# [EXERCISE INPUTS]
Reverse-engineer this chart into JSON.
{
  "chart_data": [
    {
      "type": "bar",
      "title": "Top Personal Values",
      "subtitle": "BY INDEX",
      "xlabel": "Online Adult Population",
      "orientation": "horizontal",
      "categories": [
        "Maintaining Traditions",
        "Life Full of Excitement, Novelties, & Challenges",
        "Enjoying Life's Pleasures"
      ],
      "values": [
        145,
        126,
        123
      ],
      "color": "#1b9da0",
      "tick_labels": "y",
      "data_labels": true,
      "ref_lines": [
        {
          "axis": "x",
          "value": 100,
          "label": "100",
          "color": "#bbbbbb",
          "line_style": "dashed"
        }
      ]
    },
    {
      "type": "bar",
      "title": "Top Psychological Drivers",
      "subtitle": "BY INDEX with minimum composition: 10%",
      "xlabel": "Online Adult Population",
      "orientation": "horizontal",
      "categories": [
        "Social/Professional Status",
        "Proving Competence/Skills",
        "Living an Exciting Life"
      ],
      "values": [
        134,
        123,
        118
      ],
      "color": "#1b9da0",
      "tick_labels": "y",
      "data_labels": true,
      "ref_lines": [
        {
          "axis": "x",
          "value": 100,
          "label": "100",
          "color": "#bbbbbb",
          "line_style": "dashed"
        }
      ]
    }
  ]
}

# [TO BE DONE]
Only the number is wanted: count the lines of the records that hold the word "Life".

# [SOLVED PROBLEM]
3